- _TRECHO APRESENTADO_
□ □ □ □

Há coisas que só existem no Brasil e a sabedoria popular tratou de apelidá-las de “jabuticabas”. Como o fruto que só nasceria por aqui, são medidas que jamais foram pensadas em todo o mundo, mas aqui existem e sua presença entre nós é encarada com estoicismo e resiliência. Essa tese da jabuticaba foi popularizada por um discurso do economista Pérsio Arida ao receber um prêmio em 2003 – mas Arida equivocou-se ao dizer que esse fruto é encontrado apenas em terras brasileiras. De fato, a jabuticabeira é uma árvore nativa do Brasil, mas pode ser achada também na Argentina e no México.
Um exemplo recente dessa vontade de criar soluções extravagantes e unicamente nativas foi o decreto que criou o rodízio de automóveis ampliado, um fracasso retumbante. Apesar dos inúmeros avisos, o prefeito Bruno Covas (foto) resolveu decretar uma medida que ampliou o uso do transporte público e elevou a circulação de automóveis na rua. Diante das evidências, porém, desistiu da sandice em seu sexto dia de implementação.
O malogro dessa iniciativa talvez fosse a deixa para que as autoridades de São Paulo pensassem em soluções mais simples e fáceis de explicar para proteger o isolamento social e combater a contaminação desenfreada do coronavírus. Mas o que se percebeu foi exatamente o contrário.

□ □ □ □

- _Registros das caixas de elementos_

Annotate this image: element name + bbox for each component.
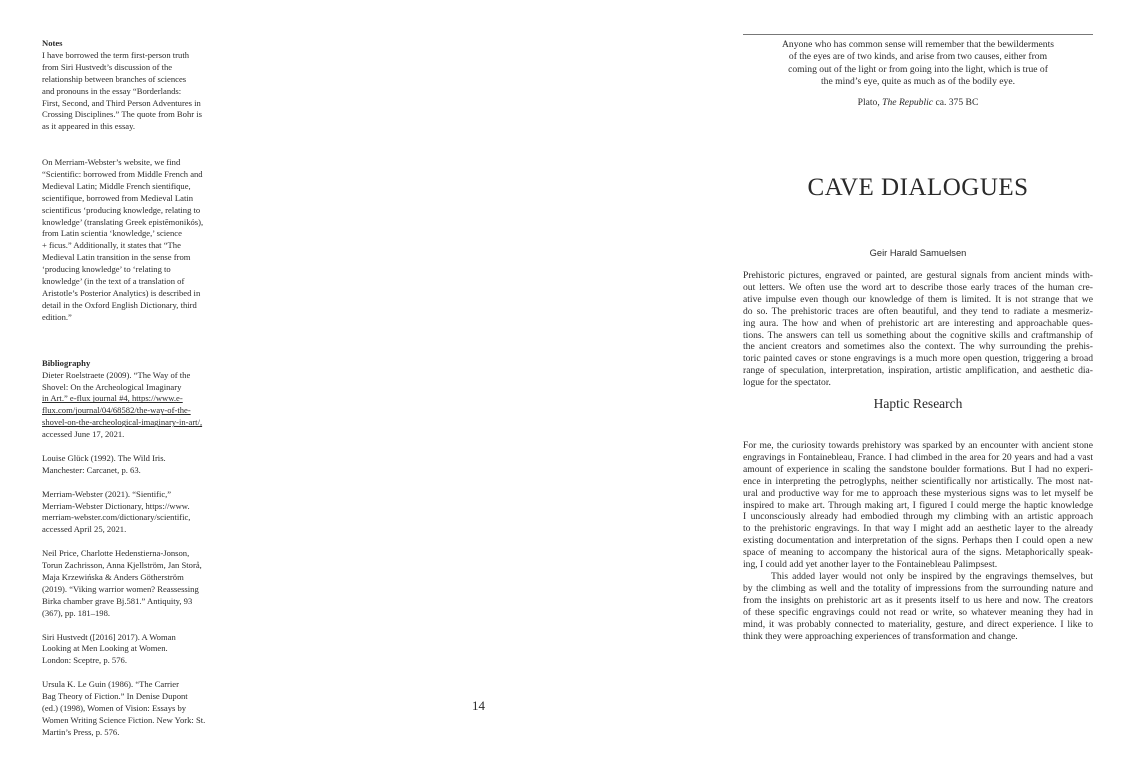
note-line: detail in the Oxford English Dictionary, third: [42, 299, 197, 310]
ref-line: London: Sceptre, p. 576.: [42, 655, 127, 666]
epigraph: [743, 39, 1093, 89]
attribution-suffix: ca. 375 BC: [933, 97, 979, 108]
note-line: and pronouns in the essay “Borderlands:: [42, 85, 182, 96]
author-name: Geir Harald Samuelsen: [869, 248, 967, 258]
text-line: mind, it was probably connected to materiality, gesture, and direct experience. I like to: [743, 618, 1093, 630]
epigraph-line: coming out of the light or from going into the light, which is true of: [788, 63, 1048, 75]
attribution-work: The Republic: [882, 97, 934, 108]
text-line: logue for the spectator.: [743, 377, 831, 389]
notes-column: [42, 38, 212, 739]
note-line: from Siri Hustvedt’s discussion of the: [42, 61, 173, 72]
text-line: do so. The prehistoric traces are often beautiful, and they tend to radiate a mesmeriz-: [743, 305, 1093, 317]
note-line: knowledge’ (translating Greek epistēmonikós),: [42, 216, 204, 227]
text-line: by the climbing as well and the totality of impressions from the surrounding nature and: [743, 582, 1093, 594]
notes-heading: Notes: [42, 38, 63, 48]
ref-line: Merriam-Webster (2021). “Sientific,”: [42, 488, 172, 499]
note-line: scientificus ‘producing knowledge, relating to: [42, 204, 201, 215]
text-line: amount of experience in scaling the sandstone boulder formations. But I had no experi-: [743, 463, 1093, 475]
note-line: Medieval Latin; Middle French sientifique,: [42, 180, 191, 191]
ref-line: merriam-webster.com/dictionary/scientific,: [42, 512, 191, 523]
note-line: Aristotle’s Posterior Analytics) is described in: [42, 288, 201, 298]
note-line: edition.”: [42, 311, 72, 322]
bibliography-entry: [42, 370, 212, 441]
epigraph-line: of the eyes are of two kinds, and arise from two causes, either from: [788, 51, 1048, 63]
text-line: ing, I could add yet another layer to the Fontainebleau Palimpsest.: [743, 559, 998, 571]
epigraph-rule: [743, 34, 1093, 35]
text-line: existing documentation and interpretation of the signs. Perhaps then I could open a new: [743, 535, 1093, 547]
text-line: inspired to make art. Through making art, I figured I could merge the haptic knowledge: [743, 499, 1093, 511]
note-line: Crossing Disciplines.” The quote from Bohr is: [42, 109, 203, 120]
epigraph-line: Anyone who has common sense will remember that the bewilderments: [781, 39, 1055, 50]
ref-line: Torun Zachrisson, Anna Kjellström, Jan Storå,: [42, 560, 202, 571]
ref-line: Martin’s Press, p. 576.: [42, 726, 120, 737]
page-number: 14: [472, 698, 485, 713]
ref-line: Louise Glück (1992). The Wild Iris.: [42, 452, 166, 463]
text-line: the ancient creators and sometimes also the context. The why surrounding the prehis-: [743, 341, 1093, 353]
ref-line: Shovel: On the Archeological Imaginary: [42, 381, 182, 392]
ref-line: Dieter Roelstraete (2009). “The Way of the: [42, 369, 191, 380]
ref-link[interactable]: flux.com/journal/04/68582/the-way-of-the-: [42, 405, 191, 416]
ref-line: Merriam-Webster Dictionary, https://www.: [42, 500, 190, 511]
ref-line: Looking at Men Looking at Women.: [42, 643, 168, 654]
ref-line: Maja Krzewińska & Anders Götherström: [42, 571, 184, 582]
ref-line: Women Writing Science Fiction. New York: St.: [42, 714, 206, 725]
text-line: ing aura. The how and when of prehistoric art are interesting and approachable ques-: [743, 317, 1093, 329]
section-body: [743, 440, 1093, 642]
ref-line: Neil Price, Charlotte Hedenstierna-Jonson,: [42, 548, 190, 559]
ref-line: accessed June 17, 2021.: [42, 429, 125, 440]
text-line: For me, the curiosity towards prehistory was sparked by an encounter with ancient stone: [743, 440, 1093, 451]
notes-paragraph-1: [42, 50, 212, 133]
ref-line: Birka chamber grave Bj.581.” Antiquity, 93: [42, 595, 193, 606]
text-line: engravings in Fontainebleau, France. I had climbed in the area for 20 years and had a vast: [743, 451, 1093, 463]
text-line: from the insights on prehistoric art as it presents itself to us here and now. The creators: [743, 594, 1093, 606]
note-line: First, Second, and Third Person Adventures in: [42, 97, 201, 108]
text-line: of these specific engravings could not read or write, so whatever meaning they had in: [743, 606, 1093, 618]
ref-link[interactable]: shovel-on-the-archeological-imaginary-in-art/,: [42, 417, 203, 428]
ref-line: (2019). “Viking warrior women? Reassessing: [42, 583, 199, 594]
article-title: CAVE DIALOGUES: [807, 174, 1029, 201]
section-heading: Haptic Research: [873, 396, 963, 411]
epigraph-attribution: [743, 97, 1093, 108]
text-line: ative impulse even though our knowledge of them is limited. It is not strange that we: [743, 293, 1093, 305]
bibliography-entry: [42, 548, 212, 619]
note-line: I have borrowed the term first-person truth: [42, 49, 190, 60]
attribution-prefix: Plato,: [857, 97, 883, 108]
text-line: out letters. We often use the word art to describe those early traces of the human cre-: [743, 281, 1093, 293]
ref-line: Ursula K. Le Guin (1986). “The Carrier: [42, 679, 179, 690]
note-line: knowledge’ (in the text of a translation of: [42, 276, 185, 287]
text-line: space of meaning to accompany the historical aura of the signs. Metaphorically speak-: [743, 547, 1093, 559]
ref-line: Bag Theory of Fiction.” In Denise Dupont: [42, 691, 188, 702]
note-line: “Scientific: borrowed from Middle French and: [42, 168, 203, 179]
ref-line: (ed.) (1998), Women of Vision: Essays by: [42, 702, 187, 713]
note-line: Medieval Latin transition in the sense from: [42, 252, 191, 263]
ref-line: (367), pp. 181–198.: [42, 607, 111, 618]
epigraph-line: the mind’s eye, quite as much as of the bodily eye.: [821, 76, 1015, 88]
intro-paragraph: [743, 270, 1093, 389]
text-line: to the prehistoric engravings. In that way I might add an aesthetic layer to the already: [743, 523, 1093, 535]
text-line: This added layer would not only be inspired by the engravings themselves, but: [771, 570, 1093, 582]
note-line: from Latin scientia ‘knowledge,’ science: [42, 228, 182, 239]
text-line: I unconsciously already had embodied through my climbing with an artistic approach: [743, 511, 1093, 523]
ref-line: Manchester: Carcanet, p. 63.: [42, 464, 141, 475]
notes-paragraph-2: [42, 157, 212, 324]
bibliography-entry: [42, 632, 212, 668]
ref-link[interactable]: in Art.” e-flux journal #4, https://www.e-: [42, 393, 183, 404]
note-line: relationship between branches of sciences: [42, 73, 187, 84]
text-line: tions. The answers can tell us something about the cognitive skills and craftmanship of: [743, 329, 1093, 341]
ref-line: Siri Hustvedt ([2016] 2017). A Woman: [42, 631, 176, 642]
note-line: On Merriam-Webster’s website, we find: [42, 157, 181, 168]
note-line: + ficus.” Additionally, it states that “The: [42, 240, 181, 251]
text-line: think they were approaching experiences of transformation and change.: [743, 630, 1018, 642]
bibliography-entry: [42, 679, 212, 739]
text-line: ural and productive way for me to approach these mysterious signs was to let myself be: [743, 487, 1093, 499]
text-line: ence in interpreting the petroglyphs, neither scientifically nor artistically. The most nat-: [743, 475, 1093, 487]
note-line: ‘producing knowledge’ to ‘relating to: [42, 264, 171, 275]
ref-line: accessed April 25, 2021.: [42, 524, 127, 535]
text-line: range of speculation, interpretation, inspiration, artistic amplification, and aesthetic dia-: [743, 365, 1093, 377]
note-line: as it appeared in this essay.: [42, 121, 135, 132]
bibliography-entry: [42, 489, 212, 537]
text-line: Prehistoric pictures, engraved or painted, are gestural signals from ancient minds with-: [743, 270, 1093, 281]
text-line: toric painted caves or stone engravings is a much more open question, triggering a broad: [743, 353, 1093, 365]
bibliography-heading: Bibliography: [42, 357, 91, 368]
bibliography-entry: [42, 453, 212, 477]
note-line: scientifique, borrowed from Medieval Latin: [42, 192, 194, 203]
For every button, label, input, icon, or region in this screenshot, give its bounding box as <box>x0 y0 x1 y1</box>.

□ □ □ □

- _CONJUNTO DE EXERCÍCIOS_
1 > Extraia do texto sobre as jabuticabas o trecho que vai de "Um exemplo recente" a "dia de implementação.".
2 > Segundo o texto sobre as jabuticabas, em quais países, além do Brasil, a jabuticabeira pode ser encontrada?
3 > Traduza para o inglês a seguinte frase do texto sobre as jabuticabas: "Diante das evidências, porém, desistiu da sandice em seu sexto dia de implementação."

- _RESPOSTAS DOS EXERCÍCIOS_
1 >
Um exemplo recente dessa vontade de criar soluções extravagantes e unicamente nativas foi o decreto que criou o rodízio de automóveis ampliado, um fracasso retumbante. Apesar dos inúmeros avisos, o prefeito Bruno Covas (foto) resolveu decretar uma medida que ampliou o uso do transporte público e elevou a circulação de automóveis na rua. Diante das evidências, porém, desistiu da sandice em seu sexto dia de implementação.

2 > Na Argentina e no México.

3 > In the face of the evidence, however, he abandoned the folly on the sixth day of its implementation.